• **DATASET ENTRIES**
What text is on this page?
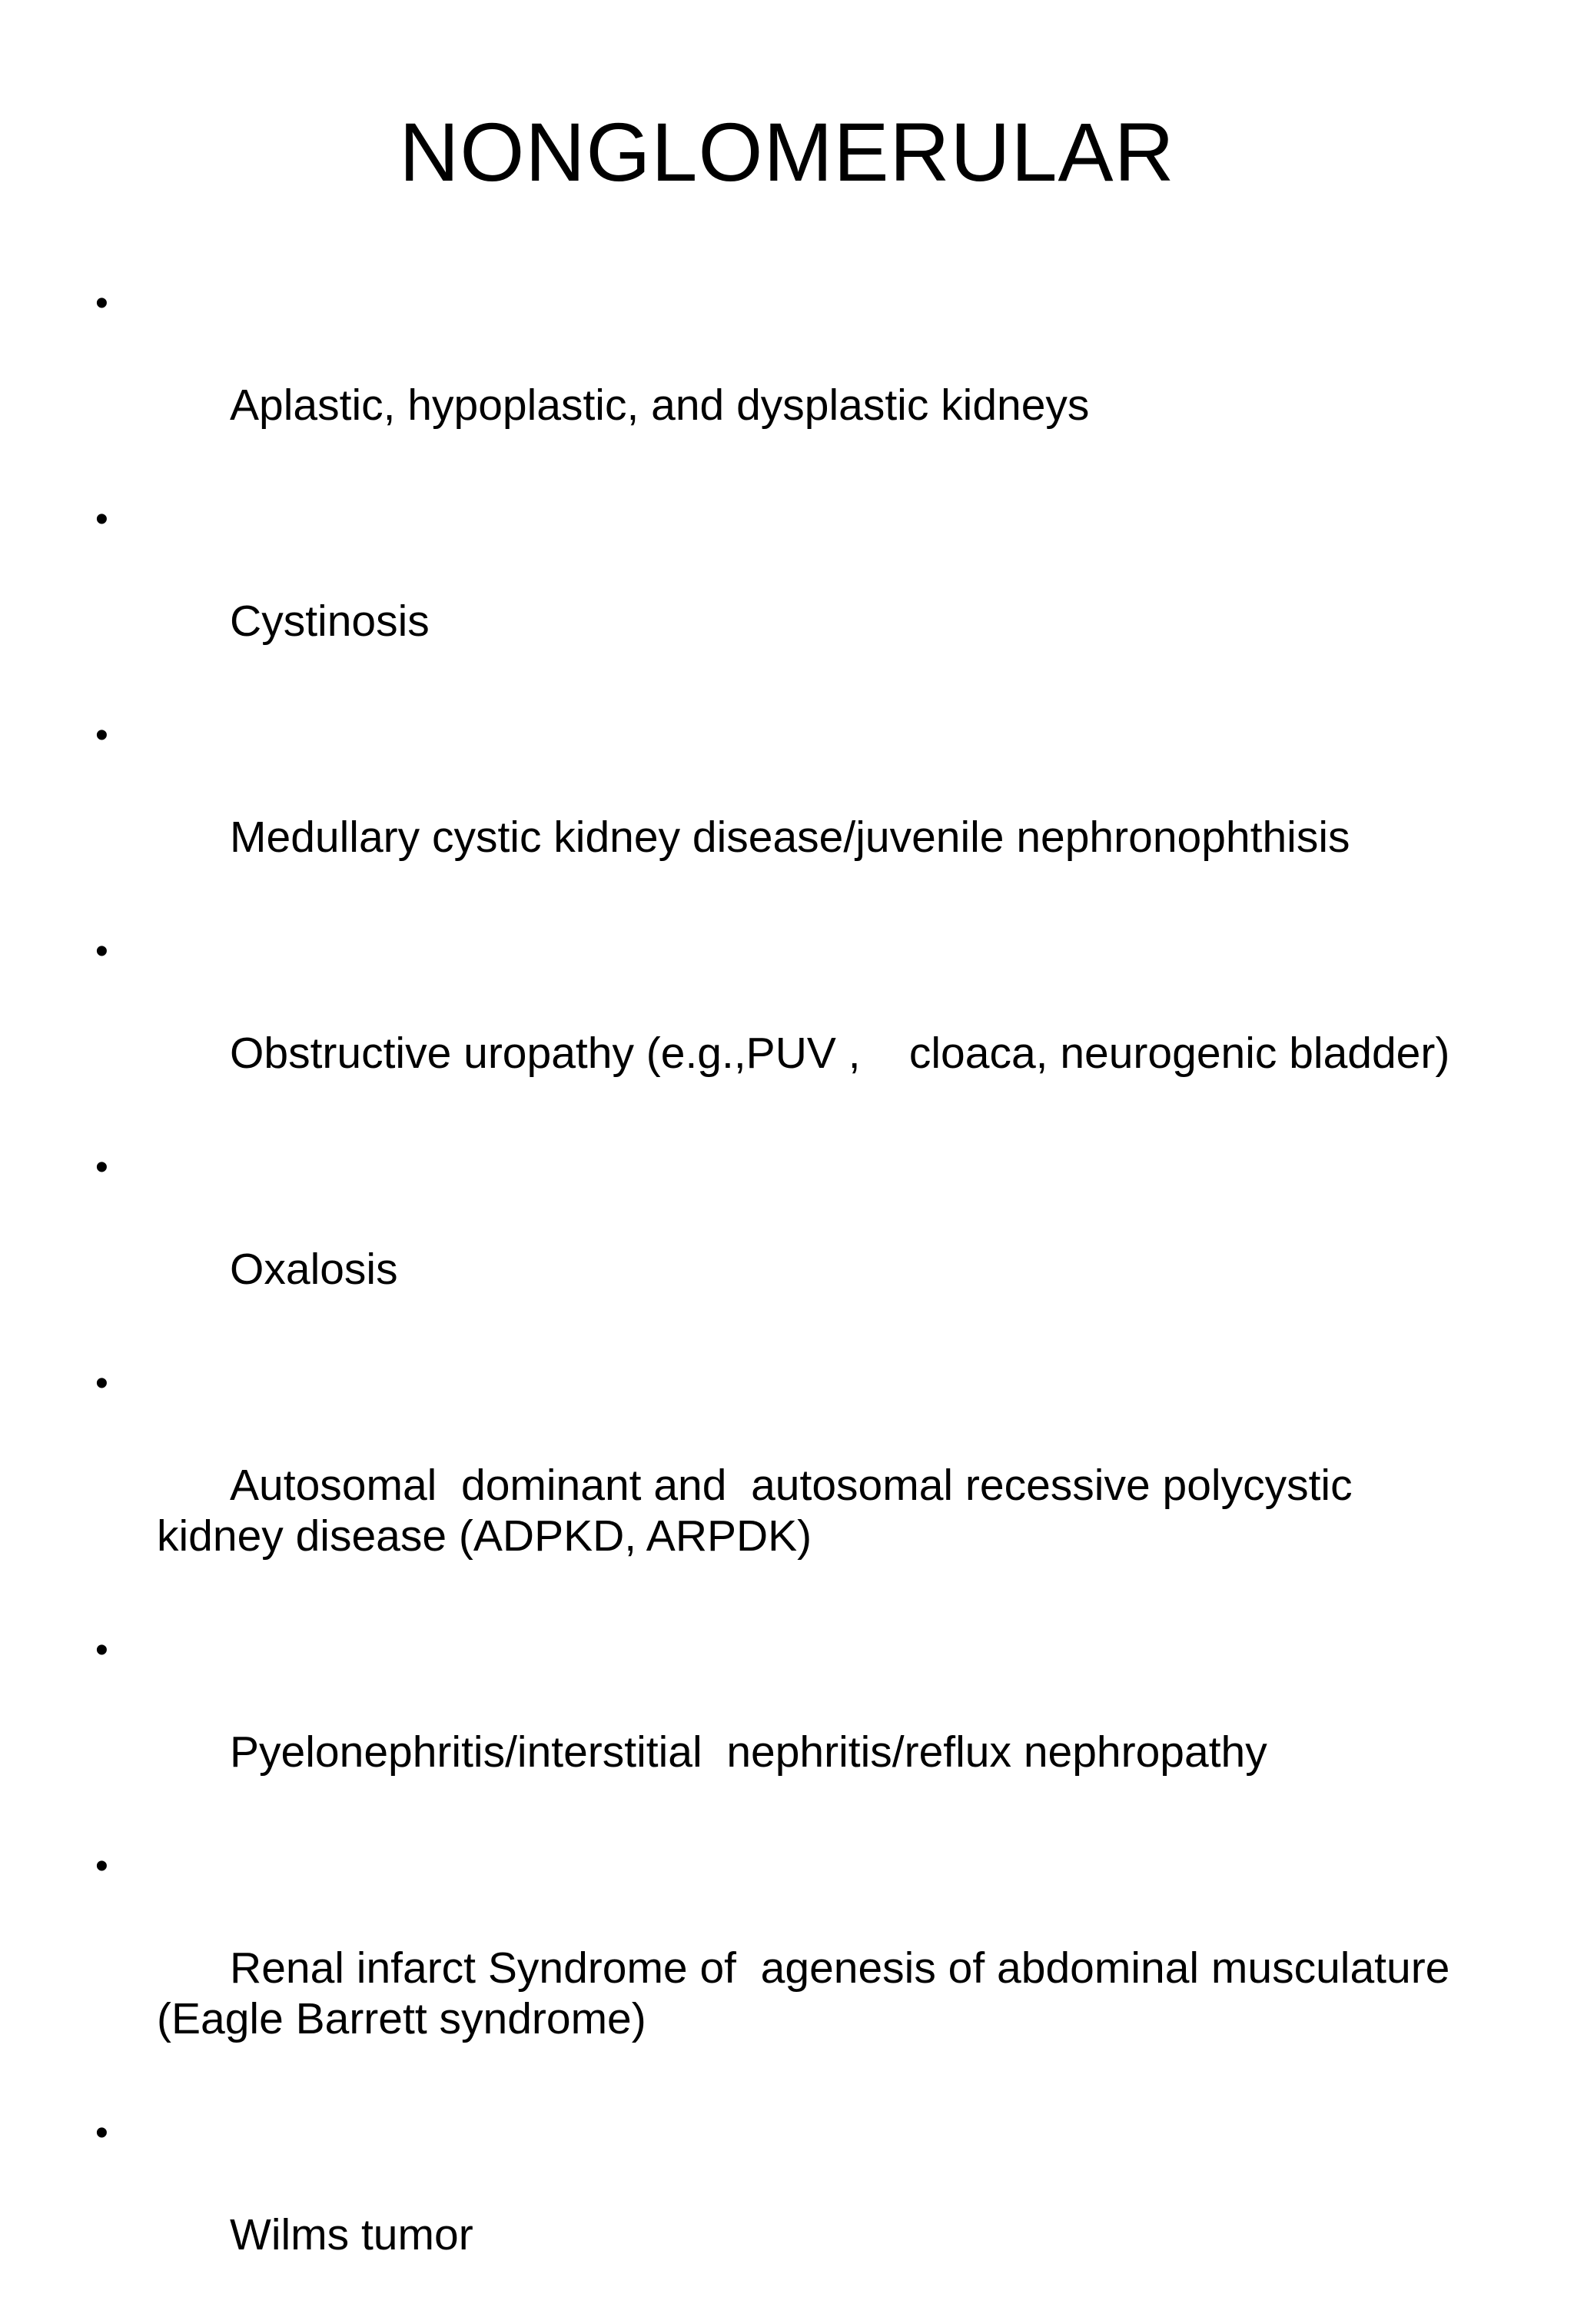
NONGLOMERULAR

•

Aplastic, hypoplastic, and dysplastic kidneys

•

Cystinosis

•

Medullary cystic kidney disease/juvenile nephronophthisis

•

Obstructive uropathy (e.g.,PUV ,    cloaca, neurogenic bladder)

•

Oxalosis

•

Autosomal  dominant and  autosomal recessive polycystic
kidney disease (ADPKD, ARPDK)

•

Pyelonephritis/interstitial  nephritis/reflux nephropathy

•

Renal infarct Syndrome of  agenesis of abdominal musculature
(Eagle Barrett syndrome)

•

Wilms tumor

---

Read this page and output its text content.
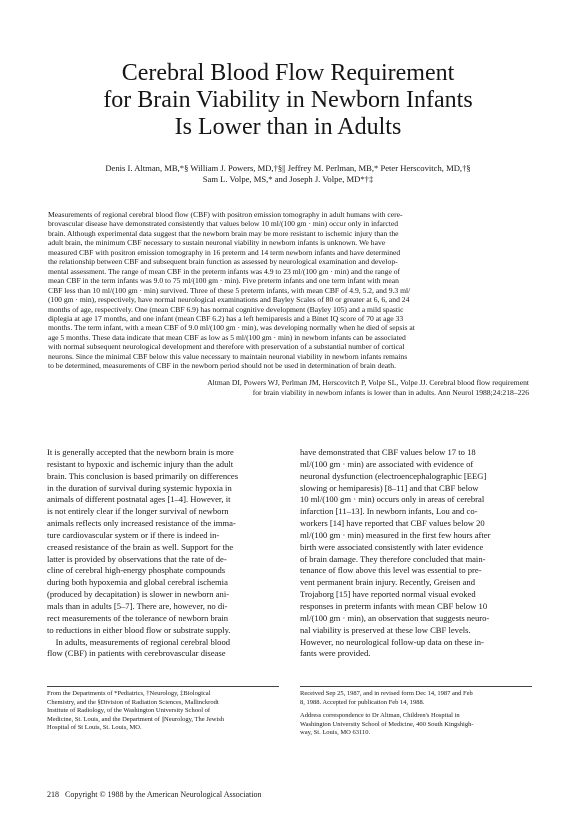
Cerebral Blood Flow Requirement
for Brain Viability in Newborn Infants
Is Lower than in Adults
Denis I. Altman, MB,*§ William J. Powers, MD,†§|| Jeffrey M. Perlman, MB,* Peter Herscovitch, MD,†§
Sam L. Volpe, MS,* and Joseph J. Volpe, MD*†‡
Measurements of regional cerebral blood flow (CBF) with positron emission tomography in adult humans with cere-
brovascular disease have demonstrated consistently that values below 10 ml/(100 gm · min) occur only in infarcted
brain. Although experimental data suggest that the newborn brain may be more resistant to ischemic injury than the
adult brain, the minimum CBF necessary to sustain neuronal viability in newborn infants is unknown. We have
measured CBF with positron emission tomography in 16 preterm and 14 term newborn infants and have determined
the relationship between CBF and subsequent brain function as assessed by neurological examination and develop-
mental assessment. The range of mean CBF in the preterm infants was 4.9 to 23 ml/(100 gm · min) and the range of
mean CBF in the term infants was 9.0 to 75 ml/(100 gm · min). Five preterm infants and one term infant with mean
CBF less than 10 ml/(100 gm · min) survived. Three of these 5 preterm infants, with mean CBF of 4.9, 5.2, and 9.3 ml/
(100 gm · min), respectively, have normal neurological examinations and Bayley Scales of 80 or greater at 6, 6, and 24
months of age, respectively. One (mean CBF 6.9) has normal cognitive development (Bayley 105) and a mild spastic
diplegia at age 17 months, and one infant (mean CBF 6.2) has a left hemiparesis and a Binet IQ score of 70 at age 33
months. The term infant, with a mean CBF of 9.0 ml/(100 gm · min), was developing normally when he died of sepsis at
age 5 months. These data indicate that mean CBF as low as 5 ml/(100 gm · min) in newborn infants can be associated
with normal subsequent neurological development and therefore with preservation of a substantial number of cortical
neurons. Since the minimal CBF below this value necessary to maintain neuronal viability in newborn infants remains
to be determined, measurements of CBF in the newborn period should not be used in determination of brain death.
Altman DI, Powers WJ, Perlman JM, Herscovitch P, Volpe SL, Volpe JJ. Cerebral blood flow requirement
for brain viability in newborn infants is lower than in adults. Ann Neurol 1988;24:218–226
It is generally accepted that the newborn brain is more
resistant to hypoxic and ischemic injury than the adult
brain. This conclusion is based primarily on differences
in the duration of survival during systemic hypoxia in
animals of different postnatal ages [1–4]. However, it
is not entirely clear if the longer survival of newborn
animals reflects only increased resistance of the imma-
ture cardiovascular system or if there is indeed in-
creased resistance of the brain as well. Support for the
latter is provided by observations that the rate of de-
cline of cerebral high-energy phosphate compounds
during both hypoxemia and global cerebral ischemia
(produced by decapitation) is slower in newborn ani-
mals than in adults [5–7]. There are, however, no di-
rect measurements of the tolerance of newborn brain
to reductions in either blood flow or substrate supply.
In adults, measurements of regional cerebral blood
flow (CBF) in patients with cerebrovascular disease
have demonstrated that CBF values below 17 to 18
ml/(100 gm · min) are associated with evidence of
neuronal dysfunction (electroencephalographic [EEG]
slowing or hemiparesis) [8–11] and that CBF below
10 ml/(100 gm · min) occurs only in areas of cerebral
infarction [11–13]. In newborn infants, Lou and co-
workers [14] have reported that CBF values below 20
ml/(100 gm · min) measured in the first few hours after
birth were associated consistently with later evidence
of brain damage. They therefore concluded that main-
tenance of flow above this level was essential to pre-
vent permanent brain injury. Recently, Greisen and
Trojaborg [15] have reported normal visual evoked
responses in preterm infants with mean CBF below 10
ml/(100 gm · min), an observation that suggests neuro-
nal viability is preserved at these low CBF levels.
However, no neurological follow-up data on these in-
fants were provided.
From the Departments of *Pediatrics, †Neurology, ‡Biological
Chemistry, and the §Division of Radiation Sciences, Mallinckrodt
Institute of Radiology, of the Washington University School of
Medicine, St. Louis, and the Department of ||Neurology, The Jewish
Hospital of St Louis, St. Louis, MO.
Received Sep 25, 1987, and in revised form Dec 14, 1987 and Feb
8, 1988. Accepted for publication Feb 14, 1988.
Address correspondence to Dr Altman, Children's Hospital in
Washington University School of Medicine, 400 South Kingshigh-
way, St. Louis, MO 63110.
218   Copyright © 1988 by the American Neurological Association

• **WHAT YOU ARE ASKED TO DO**
When a line contains the string "below", count that line; once every line of the records has been checked, state the count alone.

• **SOLUTION TO THE PROBLEM**
6